Your task | Set down the material once more, exactly as it appears.

[Figure record listings]
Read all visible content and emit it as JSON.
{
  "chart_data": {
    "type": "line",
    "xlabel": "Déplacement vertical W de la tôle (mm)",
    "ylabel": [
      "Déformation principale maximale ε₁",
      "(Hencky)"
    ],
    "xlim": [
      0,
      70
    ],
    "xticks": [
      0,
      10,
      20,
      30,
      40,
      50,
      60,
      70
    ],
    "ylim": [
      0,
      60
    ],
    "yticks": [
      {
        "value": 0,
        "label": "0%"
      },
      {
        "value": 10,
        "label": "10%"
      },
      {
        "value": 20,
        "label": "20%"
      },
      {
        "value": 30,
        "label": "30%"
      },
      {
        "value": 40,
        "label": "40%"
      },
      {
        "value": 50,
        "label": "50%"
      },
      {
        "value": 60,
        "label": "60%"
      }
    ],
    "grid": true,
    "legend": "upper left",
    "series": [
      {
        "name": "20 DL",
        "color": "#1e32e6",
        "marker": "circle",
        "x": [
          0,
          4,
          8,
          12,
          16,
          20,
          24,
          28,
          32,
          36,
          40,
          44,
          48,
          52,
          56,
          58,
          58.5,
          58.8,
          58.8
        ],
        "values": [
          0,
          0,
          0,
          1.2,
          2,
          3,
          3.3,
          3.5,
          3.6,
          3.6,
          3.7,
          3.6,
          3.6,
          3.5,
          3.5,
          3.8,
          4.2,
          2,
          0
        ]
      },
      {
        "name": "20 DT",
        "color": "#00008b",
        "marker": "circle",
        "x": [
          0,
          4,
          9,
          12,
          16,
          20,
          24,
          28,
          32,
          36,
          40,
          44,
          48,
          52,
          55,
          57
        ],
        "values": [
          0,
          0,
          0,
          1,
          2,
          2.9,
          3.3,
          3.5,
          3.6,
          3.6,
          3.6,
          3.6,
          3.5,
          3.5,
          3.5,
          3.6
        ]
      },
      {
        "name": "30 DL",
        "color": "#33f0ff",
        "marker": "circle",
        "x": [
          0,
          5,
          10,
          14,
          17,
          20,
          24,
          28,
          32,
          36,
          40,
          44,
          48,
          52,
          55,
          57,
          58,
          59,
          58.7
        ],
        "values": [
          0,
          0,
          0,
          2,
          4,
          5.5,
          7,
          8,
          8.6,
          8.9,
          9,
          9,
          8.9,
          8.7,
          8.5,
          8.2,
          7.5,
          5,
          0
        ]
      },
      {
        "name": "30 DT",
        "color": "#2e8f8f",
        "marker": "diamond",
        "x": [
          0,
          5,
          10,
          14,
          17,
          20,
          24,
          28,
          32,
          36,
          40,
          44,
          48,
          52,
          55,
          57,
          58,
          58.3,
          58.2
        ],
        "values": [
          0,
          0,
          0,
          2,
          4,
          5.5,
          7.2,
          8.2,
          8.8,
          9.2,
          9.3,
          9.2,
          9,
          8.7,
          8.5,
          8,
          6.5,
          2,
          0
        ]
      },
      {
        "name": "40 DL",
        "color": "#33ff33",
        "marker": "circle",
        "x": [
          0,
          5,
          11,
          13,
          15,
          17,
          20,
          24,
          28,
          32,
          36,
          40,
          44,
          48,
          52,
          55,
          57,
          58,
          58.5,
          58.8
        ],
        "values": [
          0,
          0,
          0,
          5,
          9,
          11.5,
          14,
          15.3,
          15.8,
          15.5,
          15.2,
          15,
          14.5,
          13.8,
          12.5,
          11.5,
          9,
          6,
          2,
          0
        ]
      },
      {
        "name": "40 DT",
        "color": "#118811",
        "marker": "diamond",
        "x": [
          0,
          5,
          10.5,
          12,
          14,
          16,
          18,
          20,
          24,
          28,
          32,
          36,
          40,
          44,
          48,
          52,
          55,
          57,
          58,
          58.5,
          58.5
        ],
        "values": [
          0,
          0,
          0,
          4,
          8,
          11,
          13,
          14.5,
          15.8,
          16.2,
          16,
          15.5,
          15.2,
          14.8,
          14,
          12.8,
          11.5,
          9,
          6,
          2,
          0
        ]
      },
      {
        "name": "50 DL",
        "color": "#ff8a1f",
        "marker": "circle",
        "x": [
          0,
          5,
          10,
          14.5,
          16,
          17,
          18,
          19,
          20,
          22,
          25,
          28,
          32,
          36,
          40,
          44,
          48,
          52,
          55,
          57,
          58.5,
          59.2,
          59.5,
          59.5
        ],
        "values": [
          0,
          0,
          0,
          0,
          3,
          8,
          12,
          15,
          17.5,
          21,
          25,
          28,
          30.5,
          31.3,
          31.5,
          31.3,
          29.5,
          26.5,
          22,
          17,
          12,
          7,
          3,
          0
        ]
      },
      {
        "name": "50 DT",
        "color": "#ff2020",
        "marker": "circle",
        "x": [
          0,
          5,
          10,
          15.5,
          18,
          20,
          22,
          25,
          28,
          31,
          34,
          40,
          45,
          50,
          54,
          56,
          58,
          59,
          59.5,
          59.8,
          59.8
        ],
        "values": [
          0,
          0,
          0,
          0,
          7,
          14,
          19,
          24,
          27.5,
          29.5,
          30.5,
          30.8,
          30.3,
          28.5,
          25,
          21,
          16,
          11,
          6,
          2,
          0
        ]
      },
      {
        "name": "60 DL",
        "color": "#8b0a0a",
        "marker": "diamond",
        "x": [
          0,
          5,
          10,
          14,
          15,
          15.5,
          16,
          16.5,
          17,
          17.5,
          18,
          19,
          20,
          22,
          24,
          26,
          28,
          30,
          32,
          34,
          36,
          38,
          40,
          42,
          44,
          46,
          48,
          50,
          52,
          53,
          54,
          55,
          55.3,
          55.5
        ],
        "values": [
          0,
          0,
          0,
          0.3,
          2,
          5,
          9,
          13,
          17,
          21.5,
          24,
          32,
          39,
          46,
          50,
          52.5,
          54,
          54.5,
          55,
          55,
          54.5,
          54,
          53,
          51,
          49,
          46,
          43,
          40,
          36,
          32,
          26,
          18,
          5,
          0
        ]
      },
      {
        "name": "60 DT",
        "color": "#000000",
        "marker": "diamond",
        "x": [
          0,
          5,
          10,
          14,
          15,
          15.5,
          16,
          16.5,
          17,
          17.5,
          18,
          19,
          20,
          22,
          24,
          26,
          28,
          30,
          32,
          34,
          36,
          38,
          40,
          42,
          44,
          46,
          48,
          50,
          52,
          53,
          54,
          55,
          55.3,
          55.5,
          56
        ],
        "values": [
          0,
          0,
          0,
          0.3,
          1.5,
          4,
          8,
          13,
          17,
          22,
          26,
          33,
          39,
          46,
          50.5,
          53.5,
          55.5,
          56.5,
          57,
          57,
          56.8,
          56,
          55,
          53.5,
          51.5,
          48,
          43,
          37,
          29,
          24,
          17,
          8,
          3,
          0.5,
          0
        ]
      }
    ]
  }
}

Answer to the problem |
Read all visible content and emit it as JSON.
{
  "chart_data": {
    "type": "line",
    "xlabel": "Déplacement vertical W de la tôle (mm)",
    "ylabel": [
      "Déformation principale maximale ε₁",
      "(Hencky)"
    ],
    "xlim": [
      0,
      70
    ],
    "xticks": [
      0,
      10,
      20,
      30,
      40,
      50,
      60,
      70
    ],
    "ylim": [
      0,
      60
    ],
    "yticks": [
      {
        "value": 0,
        "label": "0%"
      },
      {
        "value": 10,
        "label": "10%"
      },
      {
        "value": 20,
        "label": "20%"
      },
      {
        "value": 30,
        "label": "30%"
      },
      {
        "value": 40,
        "label": "40%"
      },
      {
        "value": 50,
        "label": "50%"
      },
      {
        "value": 60,
        "label": "60%"
      }
    ],
    "grid": true,
    "legend": "upper left",
    "series": [
      {
        "name": "20 DL",
        "color": "#1e32e6",
        "marker": "circle",
        "x": [
          0,
          4,
          8,
          12,
          16,
          20,
          24,
          28,
          32,
          36,
          40,
          44,
          48,
          52,
          56,
          58,
          58.5,
          58.8,
          58.8
        ],
        "values": [
          0,
          0,
          0,
          1.2,
          2,
          3,
          3.3,
          3.5,
          3.6,
          3.6,
          3.7,
          3.6,
          3.6,
          3.5,
          3.5,
          3.8,
          4.2,
          2,
          0
        ]
      },
      {
        "name": "20 DT",
        "color": "#00008b",
        "marker": "circle",
        "x": [
          0,
          4,
          9,
          12,
          16,
          20,
          24,
          28,
          32,
          36,
          40,
          44,
          48,
          52,
          55,
          57
        ],
        "values": [
          0,
          0,
          0,
          1,
          2,
          2.9,
          3.3,
          3.5,
          3.6,
          3.6,
          3.6,
          3.6,
          3.5,
          3.5,
          3.5,
          3.6
        ]
      },
      {
        "name": "30 DL",
        "color": "#33f0ff",
        "marker": "circle",
        "x": [
          0,
          5,
          10,
          14,
          17,
          20,
          24,
          28,
          32,
          36,
          40,
          44,
          48,
          52,
          55,
          57,
          58,
          59,
          58.7
        ],
        "values": [
          0,
          0,
          0,
          2,
          4,
          5.5,
          7,
          8,
          8.6,
          8.9,
          9,
          9,
          8.9,
          8.7,
          8.5,
          8.2,
          7.5,
          5,
          0
        ]
      },
      {
        "name": "30 DT",
        "color": "#2e8f8f",
        "marker": "diamond",
        "x": [
          0,
          5,
          10,
          14,
          17,
          20,
          24,
          28,
          32,
          36,
          40,
          44,
          48,
          52,
          55,
          57,
          58,
          58.3,
          58.2
        ],
        "values": [
          0,
          0,
          0,
          2,
          4,
          5.5,
          7.2,
          8.2,
          8.8,
          9.2,
          9.3,
          9.2,
          9,
          8.7,
          8.5,
          8,
          6.5,
          2,
          0
        ]
      },
      {
        "name": "40 DL",
        "color": "#33ff33",
        "marker": "circle",
        "x": [
          0,
          5,
          11,
          13,
          15,
          17,
          20,
          24,
          28,
          32,
          36,
          40,
          44,
          48,
          52,
          55,
          57,
          58,
          58.5,
          58.8
        ],
        "values": [
          0,
          0,
          0,
          5,
          9,
          11.5,
          14,
          15.3,
          15.8,
          15.5,
          15.2,
          15,
          14.5,
          13.8,
          12.5,
          11.5,
          9,
          6,
          2,
          0
        ]
      },
      {
        "name": "40 DT",
        "color": "#118811",
        "marker": "diamond",
        "x": [
          0,
          5,
          10.5,
          12,
          14,
          16,
          18,
          20,
          24,
          28,
          32,
          36,
          40,
          44,
          48,
          52,
          55,
          57,
          58,
          58.5,
          58.5
        ],
        "values": [
          0,
          0,
          0,
          4,
          8,
          11,
          13,
          14.5,
          15.8,
          16.2,
          16,
          15.5,
          15.2,
          14.8,
          14,
          12.8,
          11.5,
          9,
          6,
          2,
          0
        ]
      },
      {
        "name": "50 DL",
        "color": "#ff8a1f",
        "marker": "circle",
        "x": [
          0,
          5,
          10,
          14.5,
          16,
          17,
          18,
          19,
          20,
          22,
          25,
          28,
          32,
          36,
          40,
          44,
          48,
          52,
          55,
          57,
          58.5,
          59.2,
          59.5,
          59.5
        ],
        "values": [
          0,
          0,
          0,
          0,
          3,
          8,
          12,
          15,
          17.5,
          21,
          25,
          28,
          30.5,
          31.3,
          31.5,
          31.3,
          29.5,
          26.5,
          22,
          17,
          12,
          7,
          3,
          0
        ]
      },
      {
        "name": "50 DT",
        "color": "#ff2020",
        "marker": "circle",
        "x": [
          0,
          5,
          10,
          15.5,
          18,
          20,
          22,
          25,
          28,
          31,
          34,
          40,
          45,
          50,
          54,
          56,
          58,
          59,
          59.5,
          59.8,
          59.8
        ],
        "values": [
          0,
          0,
          0,
          0,
          7,
          14,
          19,
          24,
          27.5,
          29.5,
          30.5,
          30.8,
          30.3,
          28.5,
          25,
          21,
          16,
          11,
          6,
          2,
          0
        ]
      },
      {
        "name": "60 DL",
        "color": "#8b0a0a",
        "marker": "diamond",
        "x": [
          0,
          5,
          10,
          14,
          15,
          15.5,
          16,
          16.5,
          17,
          17.5,
          18,
          19,
          20,
          22,
          24,
          26,
          28,
          30,
          32,
          34,
          36,
          38,
          40,
          42,
          44,
          46,
          48,
          50,
          52,
          53,
          54,
          55,
          55.3,
          55.5
        ],
        "values": [
          0,
          0,
          0,
          0.3,
          2,
          5,
          9,
          13,
          17,
          21.5,
          24,
          32,
          39,
          46,
          50,
          52.5,
          54,
          54.5,
          55,
          55,
          54.5,
          54,
          53,
          51,
          49,
          46,
          43,
          40,
          36,
          32,
          26,
          18,
          5,
          0
        ]
      },
      {
        "name": "60 DT",
        "color": "#000000",
        "marker": "diamond",
        "x": [
          0,
          5,
          10,
          14,
          15,
          15.5,
          16,
          16.5,
          17,
          17.5,
          18,
          19,
          20,
          22,
          24,
          26,
          28,
          30,
          32,
          34,
          36,
          38,
          40,
          42,
          44,
          46,
          48,
          50,
          52,
          53,
          54,
          55,
          55.3,
          55.5,
          56
        ],
        "values": [
          0,
          0,
          0,
          0.3,
          1.5,
          4,
          8,
          13,
          17,
          22,
          26,
          33,
          39,
          46,
          50.5,
          53.5,
          55.5,
          56.5,
          57,
          57,
          56.8,
          56,
          55,
          53.5,
          51.5,
          48,
          43,
          37,
          29,
          24,
          17,
          8,
          3,
          0.5,
          0
        ]
      }
    ]
  }
}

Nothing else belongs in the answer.